■ STORED DATA ■
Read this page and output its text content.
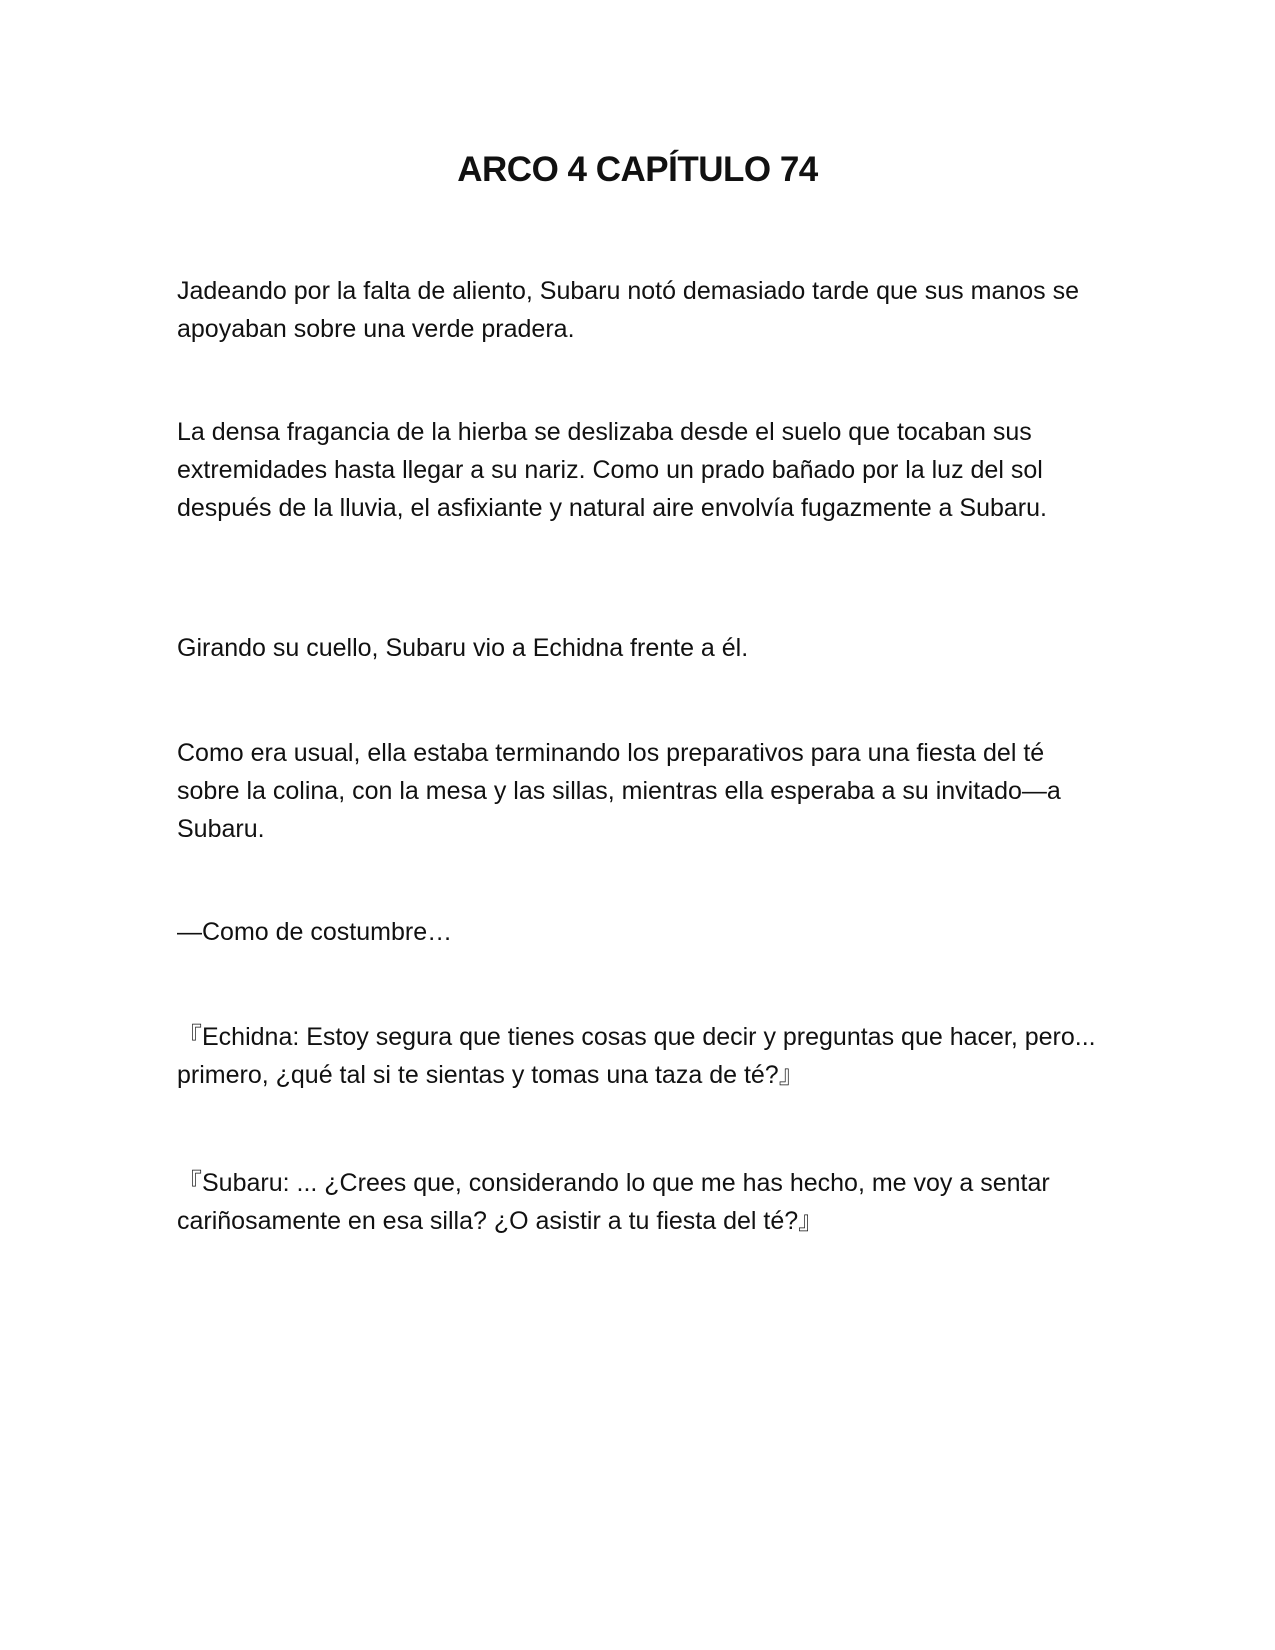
ARCO 4 CAPÍTULO 74

Jadeando por la falta de aliento, Subaru notó demasiado tarde que sus manos se apoyaban sobre una verde pradera.

La densa fragancia de la hierba se deslizaba desde el suelo que tocaban sus extremidades hasta llegar a su nariz. Como un prado bañado por la luz del sol después de la lluvia, el asfixiante y natural aire envolvía fugazmente a Subaru.

Girando su cuello, Subaru vio a Echidna frente a él.

Como era usual, ella estaba terminando los preparativos para una fiesta del té sobre la colina, con la mesa y las sillas, mientras ella esperaba a su invitado—a Subaru.

—Como de costumbre…

『Echidna: Estoy segura que tienes cosas que decir y preguntas que hacer, pero... primero, ¿qué tal si te sientas y tomas una taza de té?』

『Subaru: ... ¿Crees que, considerando lo que me has hecho, me voy a sentar cariñosamente en esa silla? ¿O asistir a tu fiesta del té?』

■ WHAT THE EXERCISE ASKS ■
Point out every line holding the string "Como" and copy it.

■ OUTPUT BELOW ■
La densa fragancia de la hierba se deslizaba desde el suelo que tocaban sus extremidades hasta llegar a su nariz. Como un prado bañado por la luz del sol después de la lluvia, el asfixiante y natural aire envolvía fugazmente a Subaru.
Como era usual, ella estaba terminando los preparativos para una fiesta del té sobre la colina, con la mesa y las sillas, mientras ella esperaba a su invitado—a Subaru.
—Como de costumbre…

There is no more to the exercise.